──────── Data for processing

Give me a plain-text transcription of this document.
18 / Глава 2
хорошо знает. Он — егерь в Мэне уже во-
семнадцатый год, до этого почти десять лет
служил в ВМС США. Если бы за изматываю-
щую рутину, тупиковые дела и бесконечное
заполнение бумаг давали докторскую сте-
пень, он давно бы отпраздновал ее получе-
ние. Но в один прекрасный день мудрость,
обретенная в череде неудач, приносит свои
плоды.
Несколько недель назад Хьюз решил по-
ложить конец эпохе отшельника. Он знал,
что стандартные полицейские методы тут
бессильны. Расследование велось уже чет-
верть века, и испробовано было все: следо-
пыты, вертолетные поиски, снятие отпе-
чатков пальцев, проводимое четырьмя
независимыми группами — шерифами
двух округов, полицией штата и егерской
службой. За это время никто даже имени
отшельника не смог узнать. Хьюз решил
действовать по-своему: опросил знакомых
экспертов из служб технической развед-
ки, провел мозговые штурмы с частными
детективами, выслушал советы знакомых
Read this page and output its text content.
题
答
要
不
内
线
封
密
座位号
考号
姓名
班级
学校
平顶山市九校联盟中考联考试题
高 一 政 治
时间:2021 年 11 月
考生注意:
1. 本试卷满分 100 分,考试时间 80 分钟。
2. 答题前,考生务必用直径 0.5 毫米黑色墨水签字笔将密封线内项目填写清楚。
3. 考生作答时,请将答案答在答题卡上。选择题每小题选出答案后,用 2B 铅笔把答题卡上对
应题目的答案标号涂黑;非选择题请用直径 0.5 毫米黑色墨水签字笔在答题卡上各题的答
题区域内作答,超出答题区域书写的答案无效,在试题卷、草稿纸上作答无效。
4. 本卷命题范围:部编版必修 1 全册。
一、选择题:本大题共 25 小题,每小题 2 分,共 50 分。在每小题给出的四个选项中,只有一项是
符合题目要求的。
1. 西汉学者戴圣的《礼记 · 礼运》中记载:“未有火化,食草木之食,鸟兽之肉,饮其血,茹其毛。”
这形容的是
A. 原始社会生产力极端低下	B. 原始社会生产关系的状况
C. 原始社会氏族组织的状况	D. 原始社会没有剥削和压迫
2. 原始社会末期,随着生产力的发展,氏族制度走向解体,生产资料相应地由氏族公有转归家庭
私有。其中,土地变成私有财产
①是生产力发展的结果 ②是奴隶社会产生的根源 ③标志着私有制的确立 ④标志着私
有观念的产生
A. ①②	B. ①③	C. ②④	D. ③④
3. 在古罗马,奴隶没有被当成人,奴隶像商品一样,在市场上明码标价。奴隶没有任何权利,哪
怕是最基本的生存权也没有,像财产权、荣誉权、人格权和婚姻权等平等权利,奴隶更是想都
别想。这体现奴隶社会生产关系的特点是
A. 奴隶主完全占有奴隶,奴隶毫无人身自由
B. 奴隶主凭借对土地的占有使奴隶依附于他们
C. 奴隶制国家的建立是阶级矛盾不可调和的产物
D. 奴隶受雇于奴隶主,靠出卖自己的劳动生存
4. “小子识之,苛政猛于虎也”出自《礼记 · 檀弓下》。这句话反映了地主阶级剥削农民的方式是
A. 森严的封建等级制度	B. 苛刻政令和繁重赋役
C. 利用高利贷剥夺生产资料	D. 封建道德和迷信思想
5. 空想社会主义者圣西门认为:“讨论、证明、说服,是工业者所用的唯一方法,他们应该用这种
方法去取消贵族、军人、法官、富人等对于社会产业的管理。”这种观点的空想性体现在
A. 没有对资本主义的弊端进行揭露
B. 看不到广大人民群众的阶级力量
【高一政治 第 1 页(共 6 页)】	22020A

────────────────

Each record should come back exactly as written.

Give me a plain-text transcription of this document.
18 / Глава 2
хорошо знает. Он — егерь в Мэне уже во-
семнадцатый год, до этого почти десять лет
служил в ВМС США. Если бы за изматываю-
щую рутину, тупиковые дела и бесконечное
заполнение бумаг давали докторскую сте-
пень, он давно бы отпраздновал ее получе-
ние. Но в один прекрасный день мудрость,
обретенная в череде неудач, приносит свои
плоды.
Несколько недель назад Хьюз решил по-
ложить конец эпохе отшельника. Он знал,
что стандартные полицейские методы тут
бессильны. Расследование велось уже чет-
верть века, и испробовано было все: следо-
пыты, вертолетные поиски, снятие отпе-
чатков пальцев, проводимое четырьмя
независимыми группами — шерифами
двух округов, полицией штата и егерской
службой. За это время никто даже имени
отшельника не смог узнать. Хьюз решил
действовать по-своему: опросил знакомых
экспертов из служб технической развед-
ки, провел мозговые штурмы с частными
детективами, выслушал советы знакомых
Read this page and output its text content.
题
答
要
不
内
线
封
密
座位号
考号
姓名
班级
学校
平顶山市九校联盟中考联考试题
高 一 政 治
时间:2021 年 11 月
考生注意:
1. 本试卷满分 100 分,考试时间 80 分钟。
2. 答题前,考生务必用直径 0.5 毫米黑色墨水签字笔将密封线内项目填写清楚。
3. 考生作答时,请将答案答在答题卡上。选择题每小题选出答案后,用 2B 铅笔把答题卡上对
应题目的答案标号涂黑;非选择题请用直径 0.5 毫米黑色墨水签字笔在答题卡上各题的答
题区域内作答,超出答题区域书写的答案无效,在试题卷、草稿纸上作答无效。
4. 本卷命题范围:部编版必修 1 全册。
一、选择题:本大题共 25 小题,每小题 2 分,共 50 分。在每小题给出的四个选项中,只有一项是
符合题目要求的。
1. 西汉学者戴圣的《礼记 · 礼运》中记载:“未有火化,食草木之食,鸟兽之肉,饮其血,茹其毛。”
这形容的是
A. 原始社会生产力极端低下	B. 原始社会生产关系的状况
C. 原始社会氏族组织的状况	D. 原始社会没有剥削和压迫
2. 原始社会末期,随着生产力的发展,氏族制度走向解体,生产资料相应地由氏族公有转归家庭
私有。其中,土地变成私有财产
①是生产力发展的结果 ②是奴隶社会产生的根源 ③标志着私有制的确立 ④标志着私
有观念的产生
A. ①②	B. ①③	C. ②④	D. ③④
3. 在古罗马,奴隶没有被当成人,奴隶像商品一样,在市场上明码标价。奴隶没有任何权利,哪
怕是最基本的生存权也没有,像财产权、荣誉权、人格权和婚姻权等平等权利,奴隶更是想都
别想。这体现奴隶社会生产关系的特点是
A. 奴隶主完全占有奴隶,奴隶毫无人身自由
B. 奴隶主凭借对土地的占有使奴隶依附于他们
C. 奴隶制国家的建立是阶级矛盾不可调和的产物
D. 奴隶受雇于奴隶主,靠出卖自己的劳动生存
4. “小子识之,苛政猛于虎也”出自《礼记 · 檀弓下》。这句话反映了地主阶级剥削农民的方式是
A. 森严的封建等级制度	B. 苛刻政令和繁重赋役
C. 利用高利贷剥夺生产资料	D. 封建道德和迷信思想
5. 空想社会主义者圣西门认为:“讨论、证明、说服,是工业者所用的唯一方法,他们应该用这种
方法去取消贵族、军人、法官、富人等对于社会产业的管理。”这种观点的空想性体现在
A. 没有对资本主义的弊端进行揭露
B. 看不到广大人民群众的阶级力量
【高一政治 第 1 页(共 6 页)】	22020A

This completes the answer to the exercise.